◆ **AIM**
Only a number is wanted: how many lines in these records contain the word "home"?

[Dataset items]
>> Begin

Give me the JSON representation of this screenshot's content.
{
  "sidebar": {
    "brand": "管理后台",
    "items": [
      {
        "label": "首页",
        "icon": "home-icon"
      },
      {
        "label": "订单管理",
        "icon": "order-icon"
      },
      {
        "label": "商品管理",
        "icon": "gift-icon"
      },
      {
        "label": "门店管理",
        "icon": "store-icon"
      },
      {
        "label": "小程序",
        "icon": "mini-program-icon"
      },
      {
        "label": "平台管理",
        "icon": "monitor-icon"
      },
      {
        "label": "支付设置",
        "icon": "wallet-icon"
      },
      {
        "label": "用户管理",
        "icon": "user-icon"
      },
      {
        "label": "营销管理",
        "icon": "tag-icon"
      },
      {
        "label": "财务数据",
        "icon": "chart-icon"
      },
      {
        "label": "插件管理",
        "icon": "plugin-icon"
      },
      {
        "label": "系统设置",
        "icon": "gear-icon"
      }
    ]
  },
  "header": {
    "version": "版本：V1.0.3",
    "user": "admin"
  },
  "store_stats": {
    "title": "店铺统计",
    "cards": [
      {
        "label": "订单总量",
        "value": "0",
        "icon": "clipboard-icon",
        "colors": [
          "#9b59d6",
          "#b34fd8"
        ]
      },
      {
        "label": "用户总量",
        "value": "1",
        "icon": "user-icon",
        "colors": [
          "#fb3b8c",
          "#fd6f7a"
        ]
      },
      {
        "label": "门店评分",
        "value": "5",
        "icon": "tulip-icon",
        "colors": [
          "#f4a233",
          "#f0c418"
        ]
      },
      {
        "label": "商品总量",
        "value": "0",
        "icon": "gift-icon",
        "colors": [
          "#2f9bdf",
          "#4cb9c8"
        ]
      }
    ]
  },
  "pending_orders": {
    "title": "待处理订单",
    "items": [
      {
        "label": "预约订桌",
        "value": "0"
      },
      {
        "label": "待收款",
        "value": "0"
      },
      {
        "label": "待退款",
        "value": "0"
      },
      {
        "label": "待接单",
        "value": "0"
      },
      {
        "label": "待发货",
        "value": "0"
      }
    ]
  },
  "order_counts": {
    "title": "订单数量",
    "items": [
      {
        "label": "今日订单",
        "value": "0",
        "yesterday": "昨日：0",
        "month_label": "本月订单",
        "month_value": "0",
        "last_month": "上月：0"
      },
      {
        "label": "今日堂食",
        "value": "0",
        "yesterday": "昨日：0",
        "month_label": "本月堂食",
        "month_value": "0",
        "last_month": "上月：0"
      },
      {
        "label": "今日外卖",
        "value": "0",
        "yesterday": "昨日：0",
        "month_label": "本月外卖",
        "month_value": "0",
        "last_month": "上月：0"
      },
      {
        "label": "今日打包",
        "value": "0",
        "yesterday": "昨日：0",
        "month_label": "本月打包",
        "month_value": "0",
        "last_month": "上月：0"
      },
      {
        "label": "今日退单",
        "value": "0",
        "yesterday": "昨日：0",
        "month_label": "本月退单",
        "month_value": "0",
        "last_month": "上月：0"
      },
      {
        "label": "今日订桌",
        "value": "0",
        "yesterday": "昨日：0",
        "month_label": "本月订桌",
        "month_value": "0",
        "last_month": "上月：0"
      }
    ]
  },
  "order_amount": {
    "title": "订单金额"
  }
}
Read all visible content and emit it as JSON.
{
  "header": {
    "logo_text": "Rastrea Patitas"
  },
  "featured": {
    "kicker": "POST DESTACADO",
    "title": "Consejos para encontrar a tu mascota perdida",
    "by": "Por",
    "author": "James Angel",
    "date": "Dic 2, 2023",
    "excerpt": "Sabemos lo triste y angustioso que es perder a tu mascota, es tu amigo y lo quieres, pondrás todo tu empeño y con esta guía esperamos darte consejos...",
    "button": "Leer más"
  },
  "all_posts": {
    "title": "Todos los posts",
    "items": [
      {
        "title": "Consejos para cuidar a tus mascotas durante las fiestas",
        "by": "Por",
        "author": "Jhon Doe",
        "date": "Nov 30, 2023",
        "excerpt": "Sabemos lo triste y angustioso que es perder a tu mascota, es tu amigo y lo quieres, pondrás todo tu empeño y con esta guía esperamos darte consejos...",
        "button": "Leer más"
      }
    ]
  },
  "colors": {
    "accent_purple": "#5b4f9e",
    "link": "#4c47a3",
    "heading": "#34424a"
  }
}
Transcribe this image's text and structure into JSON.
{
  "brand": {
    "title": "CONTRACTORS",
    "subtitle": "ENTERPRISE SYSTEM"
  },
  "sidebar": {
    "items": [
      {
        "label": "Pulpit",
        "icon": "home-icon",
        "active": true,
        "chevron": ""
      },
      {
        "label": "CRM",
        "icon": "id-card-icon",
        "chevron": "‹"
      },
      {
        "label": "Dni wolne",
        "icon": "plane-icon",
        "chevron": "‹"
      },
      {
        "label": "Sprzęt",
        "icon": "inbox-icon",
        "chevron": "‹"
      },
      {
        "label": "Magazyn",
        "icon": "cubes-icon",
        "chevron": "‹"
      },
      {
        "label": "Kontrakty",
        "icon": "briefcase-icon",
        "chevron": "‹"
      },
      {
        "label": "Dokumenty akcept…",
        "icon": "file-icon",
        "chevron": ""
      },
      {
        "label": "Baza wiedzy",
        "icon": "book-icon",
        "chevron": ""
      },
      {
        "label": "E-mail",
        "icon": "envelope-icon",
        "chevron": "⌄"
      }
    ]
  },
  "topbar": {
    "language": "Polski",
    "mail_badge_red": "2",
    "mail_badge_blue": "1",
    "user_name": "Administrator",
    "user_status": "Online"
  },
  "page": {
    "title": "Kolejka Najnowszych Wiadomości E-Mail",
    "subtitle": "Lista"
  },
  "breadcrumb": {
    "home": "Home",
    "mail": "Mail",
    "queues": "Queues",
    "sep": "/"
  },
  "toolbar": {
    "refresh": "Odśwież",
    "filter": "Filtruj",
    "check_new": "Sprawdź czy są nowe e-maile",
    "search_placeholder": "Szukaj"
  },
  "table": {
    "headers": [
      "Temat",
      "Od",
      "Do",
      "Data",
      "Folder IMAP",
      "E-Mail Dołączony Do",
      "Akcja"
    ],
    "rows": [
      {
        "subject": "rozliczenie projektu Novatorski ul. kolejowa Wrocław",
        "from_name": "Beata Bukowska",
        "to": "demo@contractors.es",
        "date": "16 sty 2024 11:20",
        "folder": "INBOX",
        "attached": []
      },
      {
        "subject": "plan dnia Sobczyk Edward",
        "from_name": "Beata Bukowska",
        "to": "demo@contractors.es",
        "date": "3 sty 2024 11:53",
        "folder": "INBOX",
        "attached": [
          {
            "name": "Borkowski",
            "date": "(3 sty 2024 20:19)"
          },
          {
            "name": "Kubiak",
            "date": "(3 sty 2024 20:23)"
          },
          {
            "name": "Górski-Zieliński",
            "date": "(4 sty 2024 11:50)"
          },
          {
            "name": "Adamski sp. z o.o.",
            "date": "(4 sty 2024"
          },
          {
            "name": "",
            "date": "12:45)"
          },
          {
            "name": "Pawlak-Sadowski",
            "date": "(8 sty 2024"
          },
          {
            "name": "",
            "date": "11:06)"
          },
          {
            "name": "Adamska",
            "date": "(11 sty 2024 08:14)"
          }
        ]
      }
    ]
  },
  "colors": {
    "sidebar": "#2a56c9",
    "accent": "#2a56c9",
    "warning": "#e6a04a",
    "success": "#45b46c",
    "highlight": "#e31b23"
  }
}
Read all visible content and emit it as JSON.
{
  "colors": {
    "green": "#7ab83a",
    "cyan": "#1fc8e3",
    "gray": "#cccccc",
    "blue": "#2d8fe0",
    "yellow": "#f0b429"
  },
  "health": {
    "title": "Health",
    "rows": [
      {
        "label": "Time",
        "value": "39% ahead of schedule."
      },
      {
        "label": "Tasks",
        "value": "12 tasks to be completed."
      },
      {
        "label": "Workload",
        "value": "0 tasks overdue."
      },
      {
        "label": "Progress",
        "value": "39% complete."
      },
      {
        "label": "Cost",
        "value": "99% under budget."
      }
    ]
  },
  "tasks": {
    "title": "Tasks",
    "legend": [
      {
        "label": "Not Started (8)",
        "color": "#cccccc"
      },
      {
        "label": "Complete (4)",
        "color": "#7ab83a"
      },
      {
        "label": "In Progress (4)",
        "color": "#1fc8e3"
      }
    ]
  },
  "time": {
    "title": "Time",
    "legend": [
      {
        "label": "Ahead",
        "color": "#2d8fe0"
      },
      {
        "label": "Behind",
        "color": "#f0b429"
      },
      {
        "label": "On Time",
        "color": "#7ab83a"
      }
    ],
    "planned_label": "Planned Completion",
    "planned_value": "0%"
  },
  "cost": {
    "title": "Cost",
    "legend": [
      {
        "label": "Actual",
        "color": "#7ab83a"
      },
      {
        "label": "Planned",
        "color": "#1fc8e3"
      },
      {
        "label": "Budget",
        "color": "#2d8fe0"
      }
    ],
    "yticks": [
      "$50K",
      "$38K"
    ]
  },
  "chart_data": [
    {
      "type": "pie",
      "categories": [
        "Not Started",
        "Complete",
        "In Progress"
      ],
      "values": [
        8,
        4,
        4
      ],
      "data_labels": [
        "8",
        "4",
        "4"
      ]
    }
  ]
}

>> End

◆ **COMPLETED EXERCISE**
3